• _AVAILABLE RECORDS_:
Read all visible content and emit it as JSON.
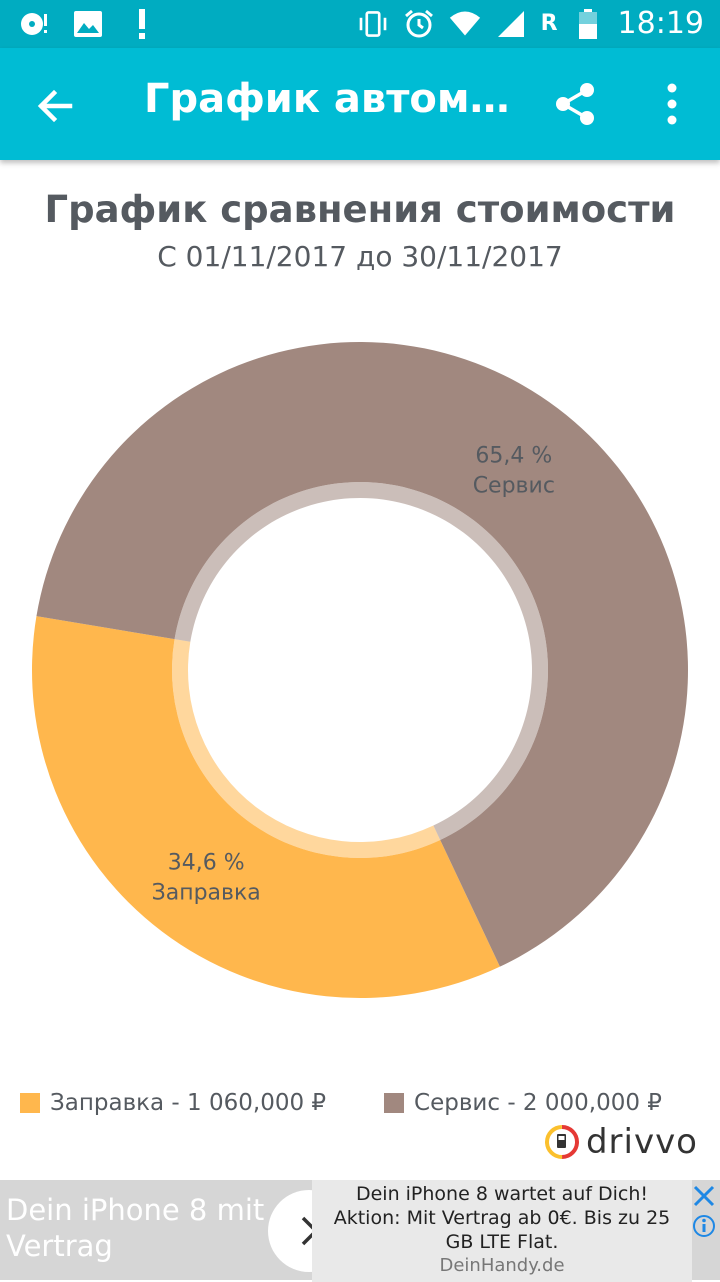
{
  "status_bar": {
    "time": "18:19",
    "roaming": "R",
    "left_icons": [
      "media-icon",
      "image-icon",
      "alert-icon"
    ],
    "right_icons": [
      "vibrate-icon",
      "alarm-icon",
      "wifi-icon",
      "signal-icon",
      "battery-icon"
    ]
  },
  "appbar": {
    "title": "График автомобиля",
    "bg_color": "#00bcd4"
  },
  "chart_data": {
    "type": "pie",
    "title": "График сравнения стоимости",
    "subtitle": "С 01/11/2017 до 30/11/2017",
    "categories": [
      "Заправка",
      "Сервис"
    ],
    "values": [
      1060000,
      2000000
    ],
    "percent_labels": [
      "34,6 %",
      "65,4 %"
    ],
    "colors": [
      "#ffb74d",
      "#a1887f"
    ],
    "legend": [
      "Заправка - 1 060,000 ₽",
      "Сервис - 2 000,000 ₽"
    ],
    "legend_position": "bottom",
    "donut": true
  },
  "brand": {
    "name": "drivvo"
  },
  "ad": {
    "headline": "Dein iPhone 8 mit Vertrag",
    "body_line1": "Dein iPhone 8 wartet auf Dich!",
    "body_line2": "Aktion: Mit Vertrag ab 0€. Bis zu 25",
    "body_line3": "GB LTE Flat.",
    "domain": "DeinHandy.de"
  }
}
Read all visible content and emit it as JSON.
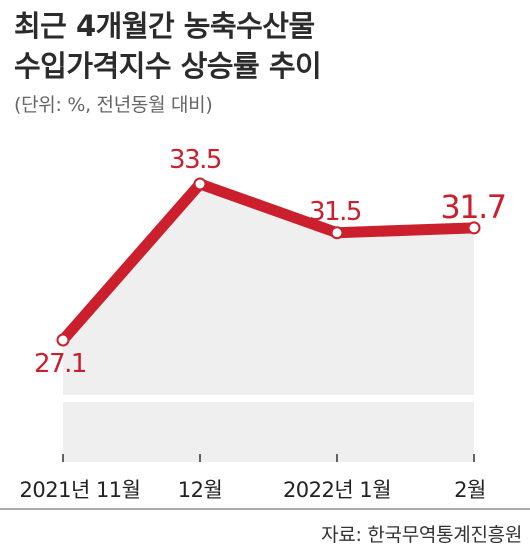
{
  "title_line1": "최근 4개월간 농축수산물",
  "title_line2": "수입가격지수 상승률 추이",
  "unit_note": "(단위: %, 전년동월 대비)",
  "source": "자료: 한국무역통계진흥원",
  "colors": {
    "line": "#cc1f2d",
    "area": "#efefef",
    "title": "#2b2b2b"
  },
  "chart_data": {
    "type": "line",
    "categories": [
      "2021년 11월",
      "12월",
      "2022년 1월",
      "2월"
    ],
    "values": [
      27.1,
      33.5,
      31.5,
      31.7
    ],
    "value_labels": [
      "27.1",
      "33.5",
      "31.5",
      "31.7"
    ],
    "title": "최근 4개월간 농축수산물 수입가격지수 상승률 추이",
    "ylabel": "",
    "xlabel": "",
    "ylim": [
      24,
      34.5
    ],
    "grid": false,
    "axis_break": true
  }
}
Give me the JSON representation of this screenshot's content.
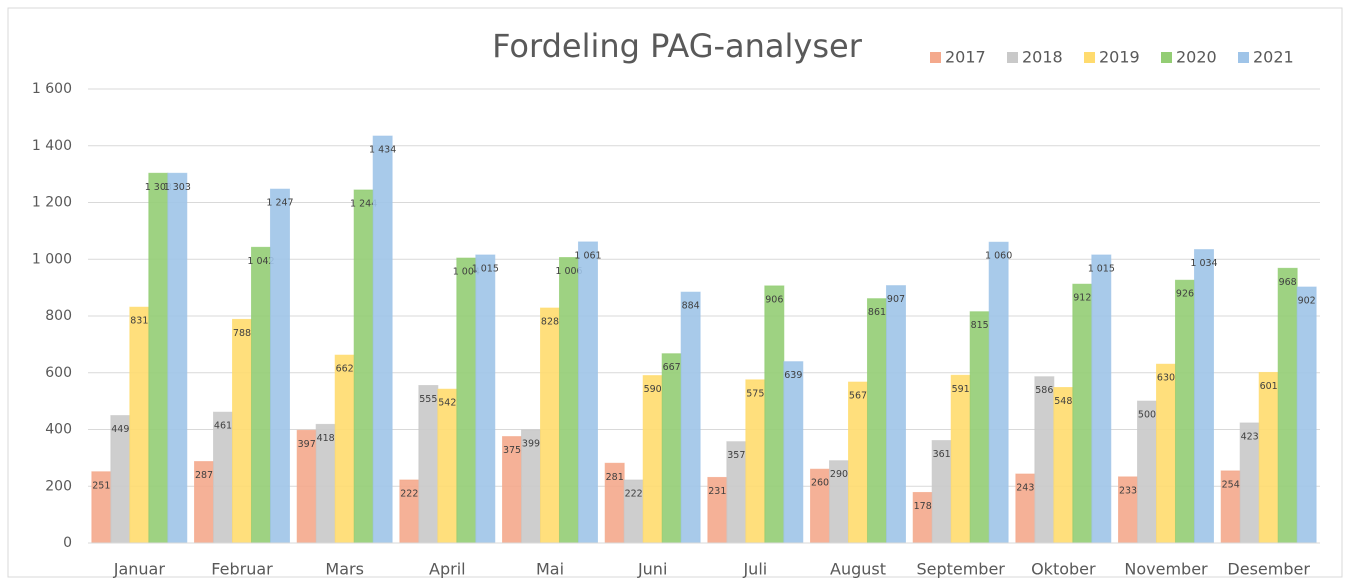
{
  "chart_data": {
    "type": "bar",
    "title": "Fordeling PAG-analyser",
    "categories": [
      "Januar",
      "Februar",
      "Mars",
      "April",
      "Mai",
      "Juni",
      "Juli",
      "August",
      "September",
      "Oktober",
      "November",
      "Desember"
    ],
    "series": [
      {
        "name": "2017",
        "color": "#f4a98c",
        "values": [
          251,
          287,
          397,
          222,
          375,
          281,
          231,
          260,
          178,
          243,
          233,
          254
        ]
      },
      {
        "name": "2018",
        "color": "#c9c9c9",
        "values": [
          449,
          461,
          418,
          555,
          399,
          222,
          357,
          290,
          361,
          586,
          500,
          423
        ]
      },
      {
        "name": "2019",
        "color": "#ffdb6e",
        "values": [
          831,
          788,
          662,
          542,
          828,
          590,
          575,
          567,
          591,
          548,
          630,
          601
        ]
      },
      {
        "name": "2020",
        "color": "#93cd74",
        "values": [
          1303,
          1042,
          1244,
          1004,
          1006,
          667,
          906,
          861,
          815,
          912,
          926,
          968
        ],
        "value_labels": [
          "1 303",
          "1 042",
          "1 244",
          "1 004",
          "1 006",
          "667",
          "906",
          "861",
          "815",
          "912",
          "926",
          "968"
        ]
      },
      {
        "name": "2021",
        "color": "#9fc4e8",
        "values": [
          1303,
          1247,
          1434,
          1015,
          1061,
          884,
          639,
          907,
          1060,
          1015,
          1034,
          902
        ],
        "value_labels": [
          "1 303",
          "1 247",
          "1 434",
          "1 015",
          "1 061",
          "884",
          "639",
          "907",
          "1 060",
          "1 015",
          "1 034",
          "902"
        ]
      }
    ],
    "ylim": [
      0,
      1600
    ],
    "yticks": [
      0,
      200,
      400,
      600,
      800,
      {
        "value": 1000,
        "label": "1 000"
      },
      {
        "value": 1200,
        "label": "1 200"
      },
      {
        "value": 1400,
        "label": "1 400"
      },
      {
        "value": 1600,
        "label": "1 600"
      }
    ],
    "grid": true,
    "legend": "top-right"
  }
}
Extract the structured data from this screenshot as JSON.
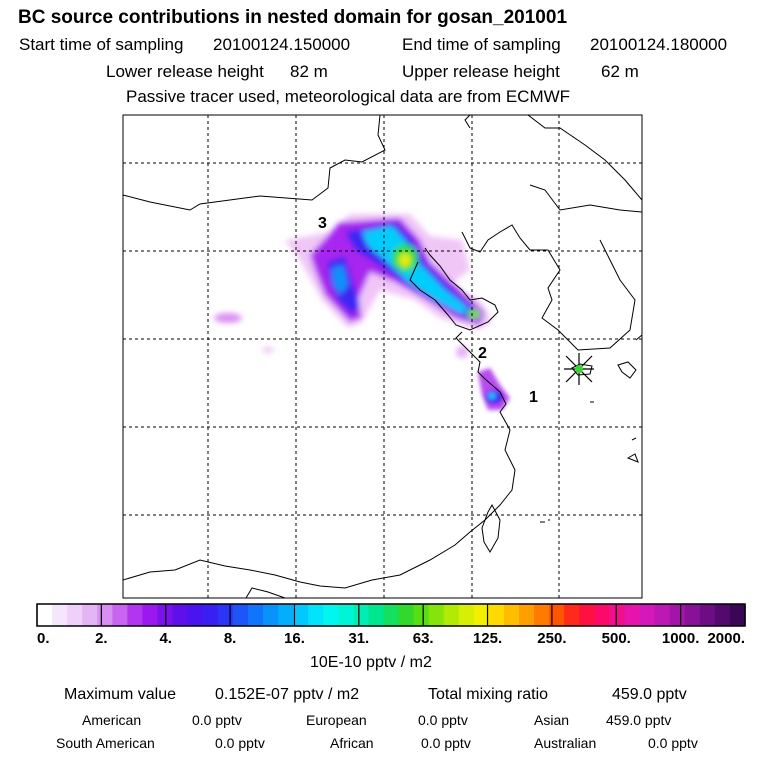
{
  "header": {
    "title": "BC  source contributions in nested domain for gosan_201001",
    "start_label": "Start time of sampling",
    "start_value": "20100124.150000",
    "end_label": "End time of sampling",
    "end_value": "20100124.180000",
    "lower_label": "Lower release height",
    "lower_value": "82 m",
    "upper_label": "Upper release height",
    "upper_value": "62 m",
    "note": "Passive tracer used, meteorological data are from ECMWF"
  },
  "chart_data": {
    "type": "heatmap",
    "title": "BC  source contributions in nested domain for gosan_201001",
    "units": "10E-10 pptv / m2",
    "grid": true,
    "markers": [
      {
        "label": "1",
        "kind": "cluster"
      },
      {
        "label": "2",
        "kind": "cluster"
      },
      {
        "label": "3",
        "kind": "cluster"
      },
      {
        "label": "",
        "kind": "receptor",
        "name": "gosan"
      }
    ],
    "colorbar": {
      "ticks": [
        "0.",
        "2.",
        "4.",
        "8.",
        "16.",
        "31.",
        "63.",
        "125.",
        "250.",
        "500.",
        "1000.",
        "2000."
      ],
      "colors": [
        "#ffffff",
        "#f6e6fb",
        "#efd0f8",
        "#e4b5f5",
        "#d88ff2",
        "#c864f0",
        "#b236ef",
        "#9b18ee",
        "#7a12ec",
        "#5e10ea",
        "#4a13f0",
        "#3a1ff3",
        "#2a35f5",
        "#1e55f7",
        "#1274f9",
        "#0a92fb",
        "#04aefc",
        "#02c8fc",
        "#00e3f8",
        "#00f6ef",
        "#00f5d6",
        "#00eeb6",
        "#00e590",
        "#14df5e",
        "#32d92c",
        "#59dd14",
        "#86e40a",
        "#b2ea05",
        "#d8ee02",
        "#f4ee00",
        "#ffd900",
        "#ffbd00",
        "#ff9e00",
        "#ff7b00",
        "#ff5400",
        "#ff2a1a",
        "#ff1040",
        "#fb0a6a",
        "#f30e90",
        "#e614ab",
        "#d418b9",
        "#bc18b4",
        "#a215a8",
        "#881197",
        "#6d0d84",
        "#520a6e",
        "#3a0756"
      ]
    }
  },
  "stats": {
    "max_label": "Maximum value",
    "max_value": "0.152E-07 pptv / m2",
    "total_label": "Total mixing ratio",
    "total_value": "459.0 pptv",
    "regions": [
      {
        "name": "American",
        "value": "0.0 pptv"
      },
      {
        "name": "European",
        "value": "0.0 pptv"
      },
      {
        "name": "Asian",
        "value": "459.0 pptv"
      },
      {
        "name": "South American",
        "value": "0.0 pptv"
      },
      {
        "name": "African",
        "value": "0.0 pptv"
      },
      {
        "name": "Australian",
        "value": "0.0 pptv"
      }
    ]
  }
}
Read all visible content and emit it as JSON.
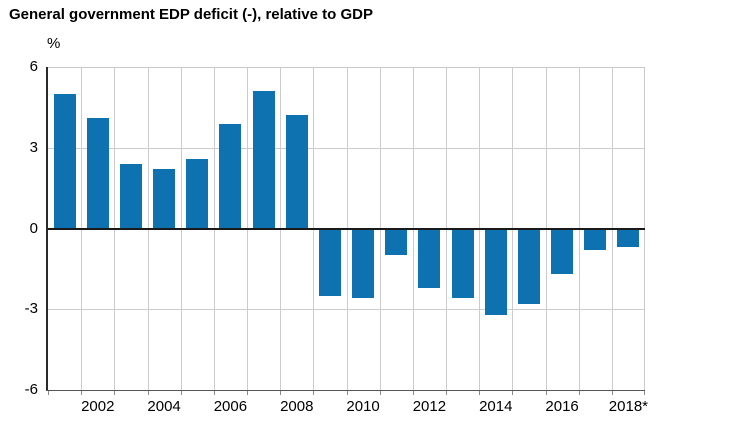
{
  "title": "General government EDP deficit (-), relative to GDP",
  "chart_data": {
    "type": "bar",
    "title": "General government EDP deficit (-), relative to GDP",
    "unit_label": "%",
    "xlabel": "",
    "ylabel": "%",
    "categories": [
      "2001",
      "2002",
      "2003",
      "2004",
      "2005",
      "2006",
      "2007",
      "2008",
      "2009",
      "2010",
      "2011",
      "2012",
      "2013",
      "2014",
      "2015",
      "2016",
      "2017",
      "2018*"
    ],
    "values": [
      5.0,
      4.1,
      2.4,
      2.2,
      2.6,
      3.9,
      5.1,
      4.2,
      -2.5,
      -2.6,
      -1.0,
      -2.2,
      -2.6,
      -3.2,
      -2.8,
      -1.7,
      -0.8,
      -0.7
    ],
    "x_tick_labels": [
      "2002",
      "2004",
      "2006",
      "2008",
      "2010",
      "2012",
      "2014",
      "2016",
      "2018*"
    ],
    "x_tick_label_indices": [
      1,
      3,
      5,
      7,
      9,
      11,
      13,
      15,
      17
    ],
    "y_ticks": [
      6,
      3,
      0,
      -3,
      -6
    ],
    "h_gridlines_at": [
      3,
      -3
    ],
    "ylim": [
      -6,
      6
    ],
    "grid": true,
    "legend": "none"
  },
  "colors": {
    "bar": "#0e72b1",
    "grid": "#cccccc",
    "zero_line": "#1a1a1a",
    "left_axis": "#2b2b2b",
    "bottom_axis": "#555555",
    "frame": "#c9c9c9",
    "tick": "#8a8a8a",
    "text": "#000000",
    "background": "#ffffff"
  }
}
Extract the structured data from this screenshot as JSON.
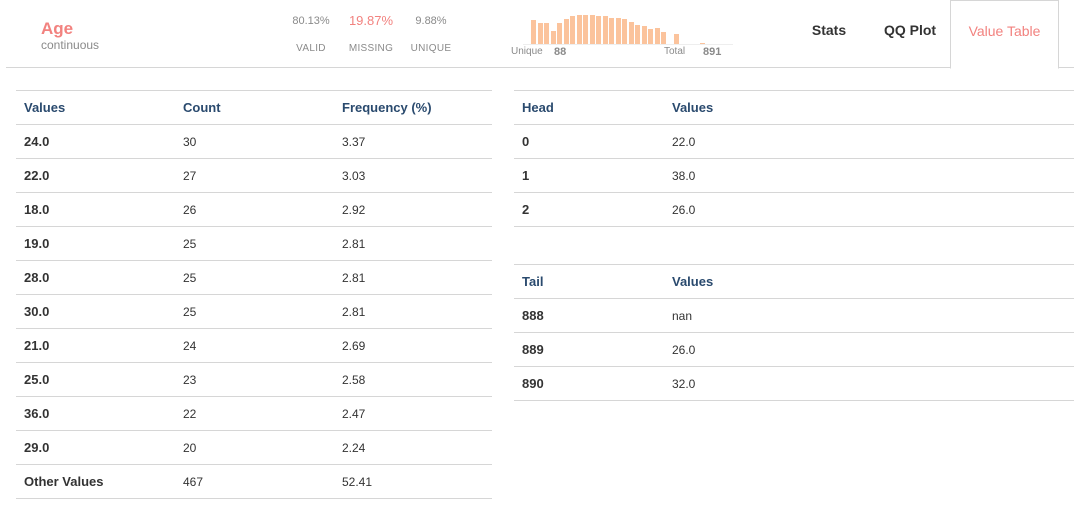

• _AIM_:
Gather up every line in the data above that contains the word "release", copying each one.

• _THE COMPLETED TASK_:
    "lower_label": "Lower release height",
    "upper_label": "Upper release height",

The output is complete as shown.